**Extracted data entries**
——

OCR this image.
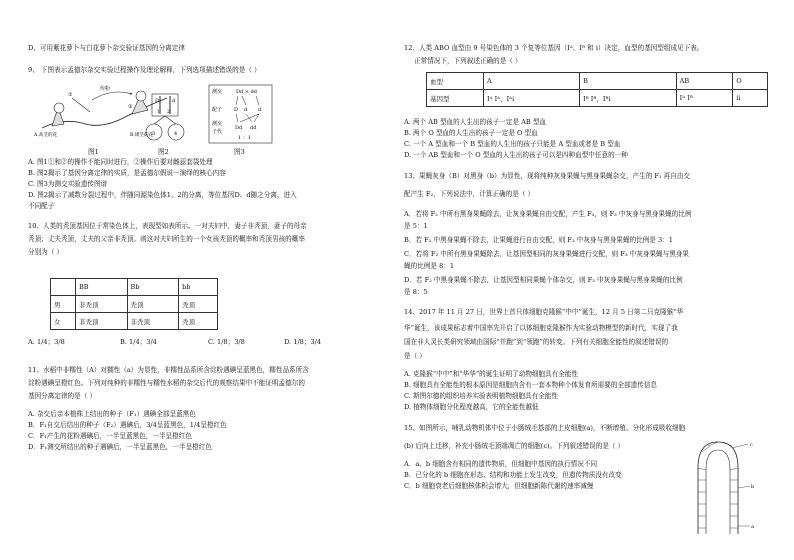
D、可用紫花萝卜与白花萝卜杂交验证基因的分离定律
9、 下图表示孟德尔杂交实验过程操作及理论解释，下列选项描述错误的是（ ）
传粉
①
②
A.高茎的花	B.矮茎的花
图1
D	d
1 2
3	4
图2
测交	Dd × dd
配子 D d d
测交
子代
Dd dd
1 ：1
图3
A. 图1①和②的操作不能同时进行，②操作后要对雌蕊套袋处理
B. 图2揭示了基因分离定律的实质，是孟德尔假说一演绎的核心内容
C. 图3为测交实验遗传图谱
D. 图2揭示了减数分裂过程中，伴随同源染色体1、2的分离，等位基因D、d随之分离，进入
不同配子
10、人类的秃顶基因位于常染色体上，表现型如表所示。一对夫妇中，妻子非秃顶，妻子的母亲
秃顶；丈夫秃顶，丈夫的父亲非秃顶。则这对夫妇所生的一个女孩秃顶的概率和秃顶男孩的概率
分别为（ ）
	BB	Bb	bb
男	非秃顶	秃顶	秃顶
女	非秃顶	非秃顶	秃顶
A. 1/4；3/8	B. 1/4；3/4	C. 1/8；3/8	D. 1/8；3/4
11、水稻中非糯性（A）对糯性（a）为显性，非糯性品系所含淀粉遇碘呈蓝黑色，糯性品系所含
淀粉遇碘呈橙红色。下列对纯种的非糯性与糯性水稻的杂交后代的观察结果中不能证明孟德尔的
基因分离定律的是（ ）
A. 杂交后亲本植株上结出的种子（F₁）遇碘全部呈蓝黑色
B．F₁自交后结出的种子（F₂）遇碘后，3/4呈蓝黑色，1/4呈橙红色
C．F₁产生的花粉遇碘后，一半呈蓝黑色，一半呈橙红色
D．F₁测交所结出的种子遇碘后，一半呈蓝黑色，一半呈橙红色
12、人类 ABO 血型由 9 号染色体的 3 个复等位基因（Iᴬ、Iᴮ 和 i）决定，血型的基因型组成见下表。
正常情况下，下列叙述正确的是（ ）
血型	A	B	AB	O
基因型	Iᴬ Iᴬ，Iᴬi	Iᴮ Iᴮ，Iᴮi	Iᴬ Iᴮ	ii
A. 两个 AB 型血的人生出的孩子一定是 AB 型血
B. 两个 O 型血的人生出的孩子一定是 O 型血
C. 一个 A 型血和一个 B 型血的人生出的孩子只能是 A 型血或者是 B 型血
D. 一个 AB 型血和一个 O 型血的人生出的孩子可以是四种血型中任意的一种
13、果蝇灰身（B）对黑身（b）为显性，现将纯种灰身果蝇与黑身果蝇杂交，产生的 F₁ 再自由交
配产生 F₂，下列说法中，计算正确的是（ ）
A．若将 F₂ 中所有黑身果蝇除去，让灰身果蝇自由交配，产生 F₃，则 F₃ 中灰身与黑身果蝇的比例
是 5：1
B．若 F₂ 中黑身果蝇不除去，让果蝇进行自由交配，则 F₃ 中灰身与黑身果蝇的比例是 3：1
C．若将 F₂ 中所有黑身果蝇除去，让基因型相同的灰身果蝇进行交配，则 F₃ 中灰身果蝇与黑身果
蝇的比例是 8：1
D．若 F₂ 中黑身果蝇不除去，让基因型相同果蝇个体杂交，则 F₃ 中灰身果蝇与黑身果蝇的比例
是 8：5
14、2017 年 11 月 27 日，世界上首只体细胞克隆猴“中中”诞生，12 月 5 日第二只克隆猴“华
华”诞生，该成果标志着中国率先开启了以体细胞克隆猴作为实验动物模型的新时代，实现了我
国在非人灵长类研究领域由国际“并跑”到“领跑”的转变。下列有关细胞全能性的叙述错误的
是（ ）
A. 克隆猴“中中”和“华华”的诞生证明了动物细胞具有全能性
B. 细胞具有全能性的根本原因是细胞内含有一套本物种个体发育所需要的全部遗传信息
C. 斯图尔德的组织培养实验表明植物细胞具有全能性
D. 植物体细胞分化程度越高，它的全能性越低
15、如图所示，哺乳动物机体中位于小肠绒毛基部的上皮细胞(a)，不断增殖、分化形成吸收细胞
(b) 后向上迁移，补充小肠绒毛顶端凋亡的细胞(c)。下列叙述错误的是（ ）
A．a、b 细胞含有相同的遗传物质，但细胞中基因的执行情况不同
B．已分化的 b 细胞在形态、结构和功能上发生改变，但遗传物质没有改变
C．b 细胞衰老后细胞核体积会增大，但细胞新陈代谢的速率减慢
c
b
a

——

**DESCRIPTION OF THE TASK**
Extract, from the listing above, every line where the string "一半呈橙红色" occurs.

**ANSWER BELOW**
C．F₁产生的花粉遇碘后，一半呈蓝黑色，一半呈橙红色
D．F₁测交所结出的种子遇碘后，一半呈蓝黑色，一半呈橙红色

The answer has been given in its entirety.